◆ Objective: Copy the lines below word for word, leaving out the picture.

◆ Available data:
■ ■ ■ ■
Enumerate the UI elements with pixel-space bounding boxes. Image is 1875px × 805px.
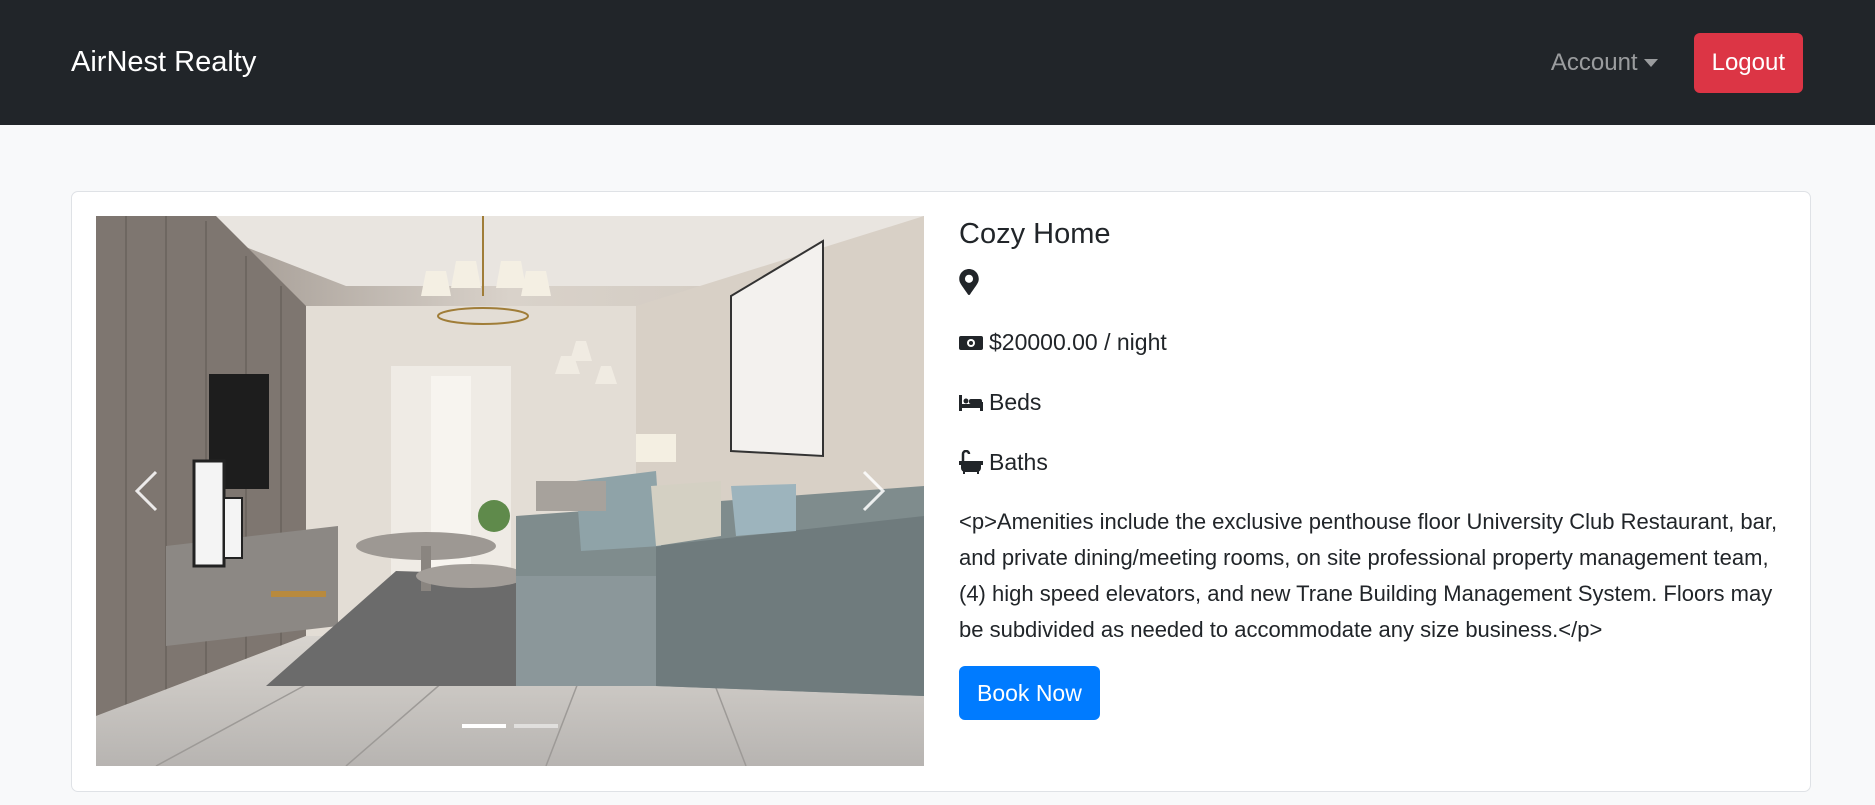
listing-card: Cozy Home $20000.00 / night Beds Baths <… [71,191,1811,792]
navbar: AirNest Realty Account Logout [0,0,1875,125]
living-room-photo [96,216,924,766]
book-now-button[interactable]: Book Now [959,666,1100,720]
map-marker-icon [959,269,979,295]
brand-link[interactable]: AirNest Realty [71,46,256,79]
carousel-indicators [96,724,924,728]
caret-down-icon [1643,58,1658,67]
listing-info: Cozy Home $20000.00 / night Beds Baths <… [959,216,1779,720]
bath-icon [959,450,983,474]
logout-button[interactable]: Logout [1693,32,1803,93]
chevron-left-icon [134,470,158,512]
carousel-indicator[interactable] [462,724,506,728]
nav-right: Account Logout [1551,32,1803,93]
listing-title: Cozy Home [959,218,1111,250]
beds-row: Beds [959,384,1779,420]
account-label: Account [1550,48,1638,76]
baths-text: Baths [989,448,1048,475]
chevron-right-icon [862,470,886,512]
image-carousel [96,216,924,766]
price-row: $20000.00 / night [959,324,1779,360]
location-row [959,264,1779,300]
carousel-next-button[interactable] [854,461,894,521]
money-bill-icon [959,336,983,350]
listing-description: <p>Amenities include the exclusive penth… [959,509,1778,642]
■ ■ ■ ■
◆ Solution:
Enumerate the UI elements with pixel-space bounding boxes. Image is 1875px × 805px.
listing-card: Cozy Home $20000.00 / night Beds Baths <… [71,191,1811,792]
navbar: AirNest Realty Account Logout [0,0,1875,125]
living-room-photo [96,216,924,766]
book-now-button[interactable]: Book Now [959,666,1100,720]
map-marker-icon [959,269,979,295]
brand-link[interactable]: AirNest Realty [71,46,256,79]
carousel-indicators [96,724,924,728]
caret-down-icon [1643,58,1658,67]
listing-info: Cozy Home $20000.00 / night Beds Baths <… [959,216,1779,720]
bath-icon [959,450,983,474]
logout-button[interactable]: Logout [1693,32,1803,93]
chevron-left-icon [134,470,158,512]
carousel-indicator[interactable] [462,724,506,728]
nav-right: Account Logout [1551,32,1803,93]
listing-title: Cozy Home [959,218,1111,250]
beds-row: Beds [959,384,1779,420]
account-label: Account [1550,48,1638,76]
baths-text: Baths [989,448,1048,475]
chevron-right-icon [862,470,886,512]
image-carousel [96,216,924,766]
price-row: $20000.00 / night [959,324,1779,360]
location-row [959,264,1779,300]
carousel-next-button[interactable] [854,461,894,521]
money-bill-icon [959,336,983,350]
listing-description: <p>Amenities include the exclusive penth… [959,509,1778,642]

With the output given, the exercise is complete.